**To do:** Return, unchanged, the part of the records that opens with the line containing "Localize all elements." and closes with the line containing "bill-reference [95,1258,210,1280]", both of those lines included.

**Raw data:**
........
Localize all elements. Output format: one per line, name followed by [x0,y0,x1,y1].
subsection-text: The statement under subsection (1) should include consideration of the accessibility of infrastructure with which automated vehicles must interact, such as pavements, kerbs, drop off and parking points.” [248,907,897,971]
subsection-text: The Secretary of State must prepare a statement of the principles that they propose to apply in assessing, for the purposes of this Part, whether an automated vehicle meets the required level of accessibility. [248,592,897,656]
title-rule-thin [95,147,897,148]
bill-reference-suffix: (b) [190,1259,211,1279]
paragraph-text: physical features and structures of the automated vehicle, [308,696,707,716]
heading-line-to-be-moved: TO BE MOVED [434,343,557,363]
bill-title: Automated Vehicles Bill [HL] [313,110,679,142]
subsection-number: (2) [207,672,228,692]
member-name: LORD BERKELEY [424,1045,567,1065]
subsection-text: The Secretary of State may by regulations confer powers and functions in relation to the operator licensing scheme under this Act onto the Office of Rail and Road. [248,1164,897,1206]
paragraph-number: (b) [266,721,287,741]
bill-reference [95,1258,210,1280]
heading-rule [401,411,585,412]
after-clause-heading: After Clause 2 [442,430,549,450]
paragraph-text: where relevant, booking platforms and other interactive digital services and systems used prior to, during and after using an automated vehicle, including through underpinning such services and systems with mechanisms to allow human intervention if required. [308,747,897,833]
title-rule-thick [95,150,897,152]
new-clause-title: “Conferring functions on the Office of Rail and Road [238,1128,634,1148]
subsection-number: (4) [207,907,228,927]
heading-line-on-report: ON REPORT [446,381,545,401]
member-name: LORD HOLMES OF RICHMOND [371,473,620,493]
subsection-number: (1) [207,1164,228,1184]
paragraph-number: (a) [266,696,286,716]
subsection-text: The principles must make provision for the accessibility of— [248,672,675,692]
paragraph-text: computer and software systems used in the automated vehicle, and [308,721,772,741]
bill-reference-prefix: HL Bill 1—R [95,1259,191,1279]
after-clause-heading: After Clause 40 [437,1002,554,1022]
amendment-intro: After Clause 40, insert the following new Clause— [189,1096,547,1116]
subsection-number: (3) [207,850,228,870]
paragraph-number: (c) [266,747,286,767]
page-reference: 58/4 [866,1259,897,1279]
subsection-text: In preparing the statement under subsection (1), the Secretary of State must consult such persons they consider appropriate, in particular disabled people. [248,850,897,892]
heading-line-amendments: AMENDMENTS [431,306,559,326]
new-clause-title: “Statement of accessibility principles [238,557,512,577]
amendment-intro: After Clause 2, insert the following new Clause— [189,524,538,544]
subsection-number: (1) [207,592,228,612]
........
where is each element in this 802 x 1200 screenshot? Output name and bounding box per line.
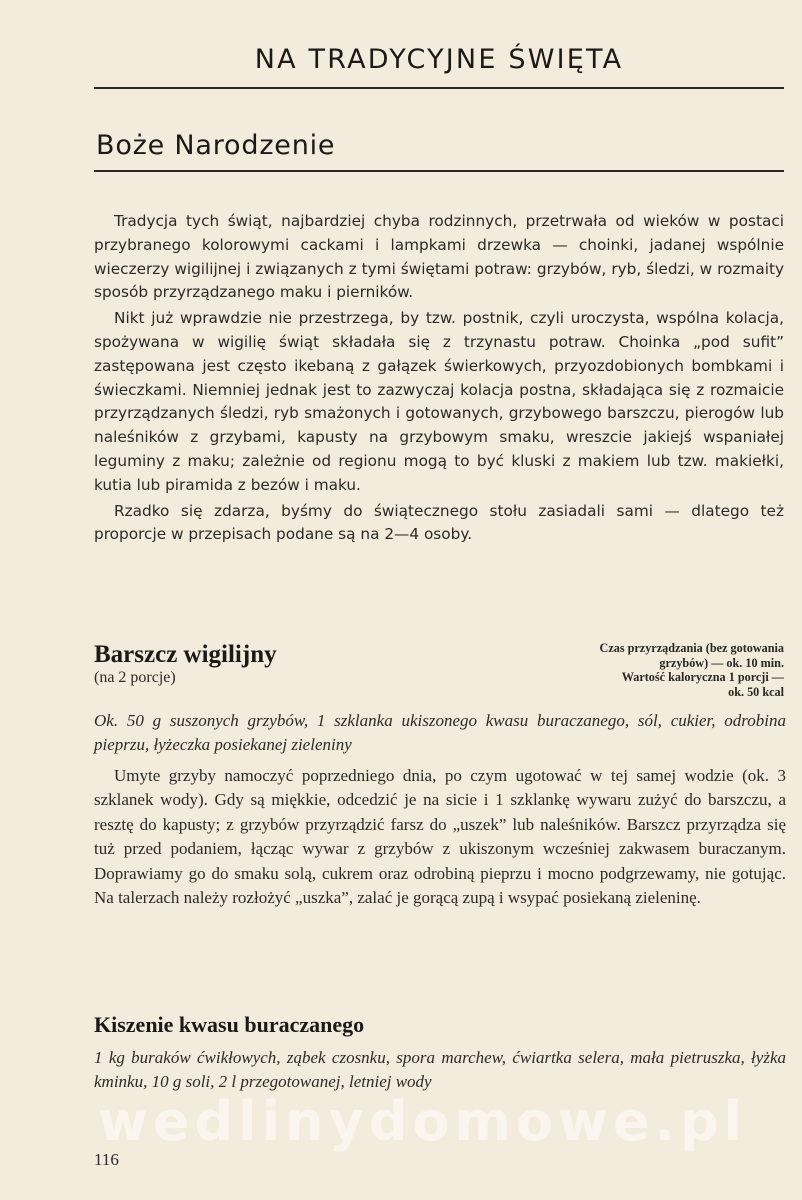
........
**Correct result:**
Localize all elements. Output format: one per line, name followed by [x0,y0,x1,y1].
subsection-text: The statement under subsection (1) should include consideration of the accessibility of infrastructure with which automated vehicles must interact, such as pavements, kerbs, drop off and parking points.” [248,907,897,971]
subsection-text: The Secretary of State must prepare a statement of the principles that they propose to apply in assessing, for the purposes of this Part, whether an automated vehicle meets the required level of accessibility. [248,592,897,656]
title-rule-thin [95,147,897,148]
bill-reference-suffix: (b) [190,1259,211,1279]
paragraph-text: physical features and structures of the automated vehicle, [308,696,707,716]
heading-line-to-be-moved: TO BE MOVED [434,343,557,363]
bill-title: Automated Vehicles Bill [HL] [313,110,679,142]
subsection-number: (2) [207,672,228,692]
member-name: LORD BERKELEY [424,1045,567,1065]
subsection-text: The Secretary of State may by regulations confer powers and functions in relation to the operator licensing scheme under this Act onto the Office of Rail and Road. [248,1164,897,1206]
paragraph-number: (b) [266,721,287,741]
bill-reference [95,1258,210,1280]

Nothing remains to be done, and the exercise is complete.